GIVEN INSTRUCTION:
Take every line from the material that has the word "پروژه" in it.
>> START DATA ROWS
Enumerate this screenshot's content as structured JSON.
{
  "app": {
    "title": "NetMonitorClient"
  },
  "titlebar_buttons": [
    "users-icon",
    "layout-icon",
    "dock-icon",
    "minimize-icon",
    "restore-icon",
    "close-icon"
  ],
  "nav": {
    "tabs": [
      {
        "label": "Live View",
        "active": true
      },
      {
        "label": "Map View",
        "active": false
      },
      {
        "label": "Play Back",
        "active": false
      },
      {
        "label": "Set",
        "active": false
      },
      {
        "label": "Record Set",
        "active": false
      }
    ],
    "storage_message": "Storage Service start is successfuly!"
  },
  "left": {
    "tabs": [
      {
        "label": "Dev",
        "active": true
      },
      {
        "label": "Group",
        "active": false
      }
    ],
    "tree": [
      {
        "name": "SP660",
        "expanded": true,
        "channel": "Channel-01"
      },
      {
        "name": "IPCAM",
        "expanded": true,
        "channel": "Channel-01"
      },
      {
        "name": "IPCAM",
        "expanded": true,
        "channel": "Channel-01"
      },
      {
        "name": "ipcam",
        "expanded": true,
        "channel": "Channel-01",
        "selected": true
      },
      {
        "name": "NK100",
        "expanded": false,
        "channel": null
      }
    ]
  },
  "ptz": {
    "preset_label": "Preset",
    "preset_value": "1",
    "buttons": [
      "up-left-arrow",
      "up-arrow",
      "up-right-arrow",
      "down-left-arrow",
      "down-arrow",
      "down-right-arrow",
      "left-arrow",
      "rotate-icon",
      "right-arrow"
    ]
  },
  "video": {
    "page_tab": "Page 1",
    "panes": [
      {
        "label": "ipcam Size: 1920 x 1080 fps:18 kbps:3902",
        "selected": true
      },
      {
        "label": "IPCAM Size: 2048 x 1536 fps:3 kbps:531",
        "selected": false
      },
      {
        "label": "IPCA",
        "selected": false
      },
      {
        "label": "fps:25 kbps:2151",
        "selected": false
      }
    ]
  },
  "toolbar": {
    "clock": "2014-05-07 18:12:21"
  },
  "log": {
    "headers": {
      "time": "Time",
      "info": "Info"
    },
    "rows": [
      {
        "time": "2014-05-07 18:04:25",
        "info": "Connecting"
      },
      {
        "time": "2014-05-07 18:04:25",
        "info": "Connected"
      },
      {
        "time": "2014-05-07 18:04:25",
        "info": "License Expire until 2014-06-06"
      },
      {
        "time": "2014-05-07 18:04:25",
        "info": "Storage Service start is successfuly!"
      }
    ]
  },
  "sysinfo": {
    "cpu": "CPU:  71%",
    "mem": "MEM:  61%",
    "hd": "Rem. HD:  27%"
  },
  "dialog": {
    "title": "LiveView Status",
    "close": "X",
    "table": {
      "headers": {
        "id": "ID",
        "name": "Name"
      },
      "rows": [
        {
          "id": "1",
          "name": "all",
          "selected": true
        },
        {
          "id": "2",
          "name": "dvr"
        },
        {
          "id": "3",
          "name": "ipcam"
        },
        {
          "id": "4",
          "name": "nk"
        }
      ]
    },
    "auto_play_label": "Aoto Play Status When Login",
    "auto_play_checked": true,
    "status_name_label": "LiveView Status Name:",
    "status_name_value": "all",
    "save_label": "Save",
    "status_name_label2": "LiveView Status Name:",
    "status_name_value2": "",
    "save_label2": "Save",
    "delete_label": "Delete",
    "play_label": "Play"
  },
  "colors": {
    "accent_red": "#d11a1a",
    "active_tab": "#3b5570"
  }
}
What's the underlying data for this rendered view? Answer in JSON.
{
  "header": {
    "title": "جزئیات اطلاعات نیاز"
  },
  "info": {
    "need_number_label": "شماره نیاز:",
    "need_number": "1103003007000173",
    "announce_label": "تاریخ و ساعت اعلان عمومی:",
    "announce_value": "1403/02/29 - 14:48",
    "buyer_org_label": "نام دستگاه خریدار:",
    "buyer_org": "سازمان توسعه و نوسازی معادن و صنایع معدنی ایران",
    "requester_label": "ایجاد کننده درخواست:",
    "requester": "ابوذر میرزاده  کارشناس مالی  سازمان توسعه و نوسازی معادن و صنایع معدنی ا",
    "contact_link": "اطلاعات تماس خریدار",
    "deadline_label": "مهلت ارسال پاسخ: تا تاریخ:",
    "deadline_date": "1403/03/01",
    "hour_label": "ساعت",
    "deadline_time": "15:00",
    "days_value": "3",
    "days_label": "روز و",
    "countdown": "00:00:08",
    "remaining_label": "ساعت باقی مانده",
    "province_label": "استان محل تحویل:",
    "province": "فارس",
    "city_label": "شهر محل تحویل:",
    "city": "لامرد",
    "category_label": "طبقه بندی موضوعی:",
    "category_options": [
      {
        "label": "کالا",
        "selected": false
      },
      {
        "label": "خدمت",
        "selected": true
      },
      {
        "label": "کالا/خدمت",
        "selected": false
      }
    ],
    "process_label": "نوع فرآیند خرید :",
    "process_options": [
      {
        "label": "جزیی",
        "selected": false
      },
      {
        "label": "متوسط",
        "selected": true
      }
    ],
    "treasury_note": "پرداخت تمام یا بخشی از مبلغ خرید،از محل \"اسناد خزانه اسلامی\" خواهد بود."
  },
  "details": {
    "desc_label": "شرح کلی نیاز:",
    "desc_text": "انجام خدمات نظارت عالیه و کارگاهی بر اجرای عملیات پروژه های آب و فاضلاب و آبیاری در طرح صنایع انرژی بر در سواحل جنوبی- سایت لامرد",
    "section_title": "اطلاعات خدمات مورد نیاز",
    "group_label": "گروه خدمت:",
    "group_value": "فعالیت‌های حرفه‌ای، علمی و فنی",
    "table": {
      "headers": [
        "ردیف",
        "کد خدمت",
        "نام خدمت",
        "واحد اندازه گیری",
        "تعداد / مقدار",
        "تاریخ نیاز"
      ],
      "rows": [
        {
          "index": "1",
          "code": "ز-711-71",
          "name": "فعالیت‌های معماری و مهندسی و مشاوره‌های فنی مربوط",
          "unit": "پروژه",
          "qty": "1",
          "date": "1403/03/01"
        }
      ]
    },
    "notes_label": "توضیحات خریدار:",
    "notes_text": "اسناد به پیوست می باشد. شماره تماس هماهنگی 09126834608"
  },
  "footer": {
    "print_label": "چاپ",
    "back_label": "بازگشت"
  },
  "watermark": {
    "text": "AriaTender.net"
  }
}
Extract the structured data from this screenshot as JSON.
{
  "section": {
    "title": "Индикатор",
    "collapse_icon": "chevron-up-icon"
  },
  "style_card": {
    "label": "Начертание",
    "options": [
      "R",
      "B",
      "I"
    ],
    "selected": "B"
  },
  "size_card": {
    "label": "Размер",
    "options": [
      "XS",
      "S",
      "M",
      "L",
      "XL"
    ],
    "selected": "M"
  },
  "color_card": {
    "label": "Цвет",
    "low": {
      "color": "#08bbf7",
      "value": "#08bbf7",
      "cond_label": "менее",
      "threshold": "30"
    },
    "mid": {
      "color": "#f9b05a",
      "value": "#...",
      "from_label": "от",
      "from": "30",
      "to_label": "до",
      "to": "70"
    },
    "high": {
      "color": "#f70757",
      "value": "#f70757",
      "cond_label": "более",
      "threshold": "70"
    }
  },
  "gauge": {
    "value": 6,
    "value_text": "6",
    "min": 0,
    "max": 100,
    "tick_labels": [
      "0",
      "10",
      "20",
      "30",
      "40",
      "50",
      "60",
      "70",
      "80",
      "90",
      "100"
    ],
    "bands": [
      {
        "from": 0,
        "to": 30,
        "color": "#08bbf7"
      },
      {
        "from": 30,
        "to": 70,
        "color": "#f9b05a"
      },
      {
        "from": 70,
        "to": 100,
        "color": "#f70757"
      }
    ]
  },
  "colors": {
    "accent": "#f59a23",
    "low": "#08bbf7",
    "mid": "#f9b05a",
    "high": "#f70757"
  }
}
>> END DATA ROWS
REPLY TO THE TASK:
    "desc_text": "انجام خدمات نظارت عالیه و کارگاهی بر اجرای عملیات پروژه های آب و فاضلاب و آبیاری در طرح صنایع انرژی بر در سواحل جنوبی- سایت لامرد",
          "unit": "پروژه",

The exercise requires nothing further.